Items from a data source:
-- Begin --

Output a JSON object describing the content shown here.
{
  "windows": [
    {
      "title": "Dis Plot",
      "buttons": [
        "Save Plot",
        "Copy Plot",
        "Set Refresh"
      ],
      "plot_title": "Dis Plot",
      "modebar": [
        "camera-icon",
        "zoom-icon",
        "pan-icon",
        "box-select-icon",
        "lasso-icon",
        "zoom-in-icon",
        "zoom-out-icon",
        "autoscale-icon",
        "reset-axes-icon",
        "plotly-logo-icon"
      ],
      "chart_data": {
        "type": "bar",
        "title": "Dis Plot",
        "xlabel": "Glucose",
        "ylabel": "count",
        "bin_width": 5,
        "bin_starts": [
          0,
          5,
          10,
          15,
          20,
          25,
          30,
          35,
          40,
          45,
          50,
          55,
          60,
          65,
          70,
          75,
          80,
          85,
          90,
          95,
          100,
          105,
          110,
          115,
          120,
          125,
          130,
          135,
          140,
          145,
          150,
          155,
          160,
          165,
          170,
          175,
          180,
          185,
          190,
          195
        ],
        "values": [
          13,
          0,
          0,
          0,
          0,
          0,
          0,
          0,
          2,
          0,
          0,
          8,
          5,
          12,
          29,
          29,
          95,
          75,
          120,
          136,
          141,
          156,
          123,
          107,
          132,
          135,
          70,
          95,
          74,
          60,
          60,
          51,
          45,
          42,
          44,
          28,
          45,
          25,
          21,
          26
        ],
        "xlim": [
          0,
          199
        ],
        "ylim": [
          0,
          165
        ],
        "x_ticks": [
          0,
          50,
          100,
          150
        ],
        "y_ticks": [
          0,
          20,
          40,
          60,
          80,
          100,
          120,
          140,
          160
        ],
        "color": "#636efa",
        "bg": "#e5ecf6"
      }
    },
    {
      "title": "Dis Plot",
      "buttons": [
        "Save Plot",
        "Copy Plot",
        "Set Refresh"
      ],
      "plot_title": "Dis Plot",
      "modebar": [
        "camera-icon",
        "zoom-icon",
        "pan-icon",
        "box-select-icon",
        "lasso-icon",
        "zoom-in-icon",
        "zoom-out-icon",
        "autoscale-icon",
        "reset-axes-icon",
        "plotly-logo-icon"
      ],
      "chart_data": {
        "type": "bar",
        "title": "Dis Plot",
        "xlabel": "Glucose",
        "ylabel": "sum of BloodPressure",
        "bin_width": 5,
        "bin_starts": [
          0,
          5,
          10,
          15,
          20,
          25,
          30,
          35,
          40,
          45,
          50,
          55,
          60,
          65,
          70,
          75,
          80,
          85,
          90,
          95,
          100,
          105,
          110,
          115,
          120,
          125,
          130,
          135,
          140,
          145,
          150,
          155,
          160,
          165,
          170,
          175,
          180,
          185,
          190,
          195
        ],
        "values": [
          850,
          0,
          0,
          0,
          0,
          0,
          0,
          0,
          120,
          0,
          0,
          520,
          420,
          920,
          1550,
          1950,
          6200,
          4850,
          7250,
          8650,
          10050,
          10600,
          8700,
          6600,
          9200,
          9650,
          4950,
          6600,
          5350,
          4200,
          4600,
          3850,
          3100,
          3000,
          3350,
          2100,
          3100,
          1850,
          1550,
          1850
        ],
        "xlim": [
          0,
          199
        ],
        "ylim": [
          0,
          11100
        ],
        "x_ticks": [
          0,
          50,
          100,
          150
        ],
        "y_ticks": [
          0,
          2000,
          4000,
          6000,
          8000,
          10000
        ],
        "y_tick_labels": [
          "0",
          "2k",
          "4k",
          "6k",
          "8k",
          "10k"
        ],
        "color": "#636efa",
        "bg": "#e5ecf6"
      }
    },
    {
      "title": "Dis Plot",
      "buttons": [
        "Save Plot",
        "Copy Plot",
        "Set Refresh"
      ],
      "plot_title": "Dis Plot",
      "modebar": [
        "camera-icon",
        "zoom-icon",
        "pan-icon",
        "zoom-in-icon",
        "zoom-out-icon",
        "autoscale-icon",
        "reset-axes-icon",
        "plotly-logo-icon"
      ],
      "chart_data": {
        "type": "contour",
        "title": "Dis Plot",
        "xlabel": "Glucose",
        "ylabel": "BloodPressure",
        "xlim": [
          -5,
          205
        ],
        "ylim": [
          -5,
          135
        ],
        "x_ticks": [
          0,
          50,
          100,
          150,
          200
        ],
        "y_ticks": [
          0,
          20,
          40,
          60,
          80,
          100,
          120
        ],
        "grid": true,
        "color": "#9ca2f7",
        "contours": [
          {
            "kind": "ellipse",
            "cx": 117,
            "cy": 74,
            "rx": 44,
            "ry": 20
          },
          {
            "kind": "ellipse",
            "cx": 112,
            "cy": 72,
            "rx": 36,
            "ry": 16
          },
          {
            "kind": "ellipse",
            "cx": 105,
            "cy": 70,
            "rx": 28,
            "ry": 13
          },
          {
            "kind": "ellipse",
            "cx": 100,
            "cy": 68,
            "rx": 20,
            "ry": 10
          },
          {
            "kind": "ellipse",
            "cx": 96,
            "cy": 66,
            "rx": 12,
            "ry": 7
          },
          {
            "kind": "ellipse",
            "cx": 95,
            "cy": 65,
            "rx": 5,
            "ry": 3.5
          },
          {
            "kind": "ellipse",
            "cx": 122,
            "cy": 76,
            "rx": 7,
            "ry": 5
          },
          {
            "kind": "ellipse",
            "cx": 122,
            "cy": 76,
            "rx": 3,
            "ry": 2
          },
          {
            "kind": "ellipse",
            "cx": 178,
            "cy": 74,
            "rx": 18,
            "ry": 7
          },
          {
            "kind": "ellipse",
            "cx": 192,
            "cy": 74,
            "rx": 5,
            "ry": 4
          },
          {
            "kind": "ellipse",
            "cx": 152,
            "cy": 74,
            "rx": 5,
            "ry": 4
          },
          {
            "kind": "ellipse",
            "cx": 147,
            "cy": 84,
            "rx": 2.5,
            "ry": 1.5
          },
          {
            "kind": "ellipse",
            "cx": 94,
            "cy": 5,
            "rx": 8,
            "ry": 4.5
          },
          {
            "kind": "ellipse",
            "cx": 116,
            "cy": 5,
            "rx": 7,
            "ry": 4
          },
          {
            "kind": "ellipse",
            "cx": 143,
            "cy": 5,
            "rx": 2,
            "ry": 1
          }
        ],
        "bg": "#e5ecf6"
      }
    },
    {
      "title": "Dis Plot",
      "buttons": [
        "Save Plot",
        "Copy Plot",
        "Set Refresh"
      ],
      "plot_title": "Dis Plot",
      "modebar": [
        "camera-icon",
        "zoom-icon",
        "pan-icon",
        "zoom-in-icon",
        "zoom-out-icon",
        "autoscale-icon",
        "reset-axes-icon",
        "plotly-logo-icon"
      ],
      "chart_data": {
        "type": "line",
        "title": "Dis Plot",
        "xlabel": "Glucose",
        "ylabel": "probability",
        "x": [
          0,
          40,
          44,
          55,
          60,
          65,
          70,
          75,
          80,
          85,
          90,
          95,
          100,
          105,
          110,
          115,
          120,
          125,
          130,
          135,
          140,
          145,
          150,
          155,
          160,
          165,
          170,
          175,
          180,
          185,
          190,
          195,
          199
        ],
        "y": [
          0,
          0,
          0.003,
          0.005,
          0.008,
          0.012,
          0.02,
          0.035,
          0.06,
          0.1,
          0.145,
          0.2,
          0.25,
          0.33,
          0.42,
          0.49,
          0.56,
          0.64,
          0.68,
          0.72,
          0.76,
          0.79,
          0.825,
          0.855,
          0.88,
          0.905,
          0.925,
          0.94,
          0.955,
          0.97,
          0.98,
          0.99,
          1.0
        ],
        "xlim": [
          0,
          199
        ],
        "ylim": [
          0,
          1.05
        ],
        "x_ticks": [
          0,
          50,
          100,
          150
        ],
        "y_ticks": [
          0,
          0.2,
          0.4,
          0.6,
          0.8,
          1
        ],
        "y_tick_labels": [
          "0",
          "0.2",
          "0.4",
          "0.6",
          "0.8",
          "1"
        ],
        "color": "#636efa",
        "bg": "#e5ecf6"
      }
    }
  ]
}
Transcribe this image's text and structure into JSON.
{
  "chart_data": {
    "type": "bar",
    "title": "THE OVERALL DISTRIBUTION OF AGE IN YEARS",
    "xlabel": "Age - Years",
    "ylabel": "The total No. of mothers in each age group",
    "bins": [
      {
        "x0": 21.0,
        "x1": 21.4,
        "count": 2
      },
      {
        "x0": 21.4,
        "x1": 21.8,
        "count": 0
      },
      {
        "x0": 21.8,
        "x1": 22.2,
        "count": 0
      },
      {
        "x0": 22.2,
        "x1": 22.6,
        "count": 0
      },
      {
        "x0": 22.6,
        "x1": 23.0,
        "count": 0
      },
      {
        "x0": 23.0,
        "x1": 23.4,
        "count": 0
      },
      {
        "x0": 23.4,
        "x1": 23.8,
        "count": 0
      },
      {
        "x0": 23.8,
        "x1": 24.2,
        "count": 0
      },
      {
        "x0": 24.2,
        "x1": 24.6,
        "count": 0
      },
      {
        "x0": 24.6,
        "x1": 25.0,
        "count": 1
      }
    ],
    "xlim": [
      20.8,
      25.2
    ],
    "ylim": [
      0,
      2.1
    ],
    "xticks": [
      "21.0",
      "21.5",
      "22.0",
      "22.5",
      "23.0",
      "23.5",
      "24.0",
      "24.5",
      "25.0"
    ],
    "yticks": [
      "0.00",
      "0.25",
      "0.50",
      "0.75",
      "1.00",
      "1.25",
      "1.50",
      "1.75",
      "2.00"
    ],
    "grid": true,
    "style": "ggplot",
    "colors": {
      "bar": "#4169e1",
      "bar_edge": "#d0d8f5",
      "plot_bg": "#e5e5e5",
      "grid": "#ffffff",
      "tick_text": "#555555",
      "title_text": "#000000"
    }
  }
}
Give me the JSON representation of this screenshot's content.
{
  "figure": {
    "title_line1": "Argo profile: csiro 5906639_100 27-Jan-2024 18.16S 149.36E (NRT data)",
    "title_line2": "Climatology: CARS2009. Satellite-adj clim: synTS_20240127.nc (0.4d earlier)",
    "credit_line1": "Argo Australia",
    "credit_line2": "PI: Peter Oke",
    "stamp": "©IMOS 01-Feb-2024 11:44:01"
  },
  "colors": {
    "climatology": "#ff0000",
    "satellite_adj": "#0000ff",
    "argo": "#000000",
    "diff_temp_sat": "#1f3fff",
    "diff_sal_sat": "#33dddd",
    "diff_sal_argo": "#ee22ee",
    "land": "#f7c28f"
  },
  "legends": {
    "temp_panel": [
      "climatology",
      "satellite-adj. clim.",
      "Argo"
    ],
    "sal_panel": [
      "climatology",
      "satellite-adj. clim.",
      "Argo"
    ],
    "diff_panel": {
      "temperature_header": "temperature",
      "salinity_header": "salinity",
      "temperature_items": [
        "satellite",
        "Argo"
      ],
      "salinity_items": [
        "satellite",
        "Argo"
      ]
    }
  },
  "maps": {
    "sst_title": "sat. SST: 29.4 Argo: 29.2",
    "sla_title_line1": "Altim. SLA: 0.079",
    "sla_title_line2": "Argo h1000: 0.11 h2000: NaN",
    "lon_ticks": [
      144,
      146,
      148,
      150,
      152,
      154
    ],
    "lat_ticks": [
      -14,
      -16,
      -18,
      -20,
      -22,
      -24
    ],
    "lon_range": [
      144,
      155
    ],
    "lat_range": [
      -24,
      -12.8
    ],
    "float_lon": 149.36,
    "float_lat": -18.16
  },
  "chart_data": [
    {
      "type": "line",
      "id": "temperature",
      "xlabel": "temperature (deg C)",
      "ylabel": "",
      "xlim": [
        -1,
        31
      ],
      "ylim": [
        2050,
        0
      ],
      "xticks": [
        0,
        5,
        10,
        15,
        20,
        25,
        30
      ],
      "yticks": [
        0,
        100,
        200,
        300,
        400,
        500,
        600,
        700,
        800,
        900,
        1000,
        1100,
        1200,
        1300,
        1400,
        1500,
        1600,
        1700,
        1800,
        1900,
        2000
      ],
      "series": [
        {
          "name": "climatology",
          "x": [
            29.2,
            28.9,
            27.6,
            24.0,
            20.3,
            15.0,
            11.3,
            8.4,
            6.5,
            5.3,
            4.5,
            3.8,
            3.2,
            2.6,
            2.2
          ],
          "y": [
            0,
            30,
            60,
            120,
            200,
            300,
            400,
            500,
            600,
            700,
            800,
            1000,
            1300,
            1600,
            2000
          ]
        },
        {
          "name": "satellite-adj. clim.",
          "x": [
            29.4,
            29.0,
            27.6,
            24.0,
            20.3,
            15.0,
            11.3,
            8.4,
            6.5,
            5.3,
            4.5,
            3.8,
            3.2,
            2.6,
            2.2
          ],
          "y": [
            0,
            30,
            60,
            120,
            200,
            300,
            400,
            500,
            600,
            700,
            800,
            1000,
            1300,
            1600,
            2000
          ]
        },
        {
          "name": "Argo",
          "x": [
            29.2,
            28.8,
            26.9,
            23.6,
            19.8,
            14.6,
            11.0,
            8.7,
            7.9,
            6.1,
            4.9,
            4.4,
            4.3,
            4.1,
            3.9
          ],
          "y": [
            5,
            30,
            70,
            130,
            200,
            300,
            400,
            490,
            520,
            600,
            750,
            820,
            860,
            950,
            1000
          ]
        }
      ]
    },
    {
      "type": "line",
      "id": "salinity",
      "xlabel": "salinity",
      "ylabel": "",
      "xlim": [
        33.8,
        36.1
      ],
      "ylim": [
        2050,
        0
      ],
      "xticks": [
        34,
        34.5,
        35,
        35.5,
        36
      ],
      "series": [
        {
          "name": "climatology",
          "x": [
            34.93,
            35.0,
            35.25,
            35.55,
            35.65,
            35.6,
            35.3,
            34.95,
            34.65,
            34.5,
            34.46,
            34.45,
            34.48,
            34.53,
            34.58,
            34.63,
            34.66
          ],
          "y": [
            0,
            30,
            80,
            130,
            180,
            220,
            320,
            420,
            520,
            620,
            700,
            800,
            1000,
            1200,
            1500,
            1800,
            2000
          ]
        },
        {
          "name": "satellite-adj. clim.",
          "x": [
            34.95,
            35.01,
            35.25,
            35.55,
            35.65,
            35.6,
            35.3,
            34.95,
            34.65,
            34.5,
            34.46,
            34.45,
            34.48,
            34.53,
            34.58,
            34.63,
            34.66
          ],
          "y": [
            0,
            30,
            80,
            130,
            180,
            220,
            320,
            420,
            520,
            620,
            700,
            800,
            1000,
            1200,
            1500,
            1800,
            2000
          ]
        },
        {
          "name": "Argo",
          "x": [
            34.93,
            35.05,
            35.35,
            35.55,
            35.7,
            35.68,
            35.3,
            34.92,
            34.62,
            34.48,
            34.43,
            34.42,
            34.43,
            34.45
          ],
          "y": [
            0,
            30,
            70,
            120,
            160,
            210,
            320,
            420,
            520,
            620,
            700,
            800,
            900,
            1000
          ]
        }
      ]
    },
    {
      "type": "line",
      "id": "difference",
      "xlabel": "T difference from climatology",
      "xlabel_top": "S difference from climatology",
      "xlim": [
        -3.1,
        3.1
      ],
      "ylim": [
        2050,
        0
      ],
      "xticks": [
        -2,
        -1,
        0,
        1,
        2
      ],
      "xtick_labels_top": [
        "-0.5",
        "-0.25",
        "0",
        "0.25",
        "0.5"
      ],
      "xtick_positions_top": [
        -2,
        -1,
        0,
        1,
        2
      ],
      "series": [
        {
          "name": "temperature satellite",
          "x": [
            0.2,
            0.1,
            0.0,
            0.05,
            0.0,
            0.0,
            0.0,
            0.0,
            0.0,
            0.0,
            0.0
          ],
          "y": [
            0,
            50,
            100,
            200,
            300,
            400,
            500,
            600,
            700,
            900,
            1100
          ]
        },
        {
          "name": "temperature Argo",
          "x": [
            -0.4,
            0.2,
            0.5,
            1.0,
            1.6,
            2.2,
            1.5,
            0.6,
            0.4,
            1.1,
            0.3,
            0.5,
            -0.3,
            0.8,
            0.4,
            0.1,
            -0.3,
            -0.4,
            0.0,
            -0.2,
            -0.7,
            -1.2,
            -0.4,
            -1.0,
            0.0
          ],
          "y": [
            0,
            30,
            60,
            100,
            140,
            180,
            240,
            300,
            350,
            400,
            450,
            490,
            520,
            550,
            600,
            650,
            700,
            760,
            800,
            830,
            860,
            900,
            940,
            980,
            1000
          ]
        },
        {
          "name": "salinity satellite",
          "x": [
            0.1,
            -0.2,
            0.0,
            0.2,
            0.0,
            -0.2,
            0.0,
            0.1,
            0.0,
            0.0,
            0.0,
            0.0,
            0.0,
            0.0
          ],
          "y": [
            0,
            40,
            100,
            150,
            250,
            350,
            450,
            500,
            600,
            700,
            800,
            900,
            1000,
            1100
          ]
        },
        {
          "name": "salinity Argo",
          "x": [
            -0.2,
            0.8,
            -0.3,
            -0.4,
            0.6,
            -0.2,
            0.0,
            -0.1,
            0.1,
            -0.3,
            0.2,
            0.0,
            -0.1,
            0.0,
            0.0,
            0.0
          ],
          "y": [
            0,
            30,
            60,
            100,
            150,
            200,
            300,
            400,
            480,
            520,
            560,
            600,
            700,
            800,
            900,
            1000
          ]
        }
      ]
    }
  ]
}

-- End --

» **Required work**
Check each line above for the string "JSON" and show the ones that have it.

» **Answer in full**
Output a JSON object describing the content shown here.
Transcribe this image's text and structure into JSON.
Give me the JSON representation of this screenshot's content.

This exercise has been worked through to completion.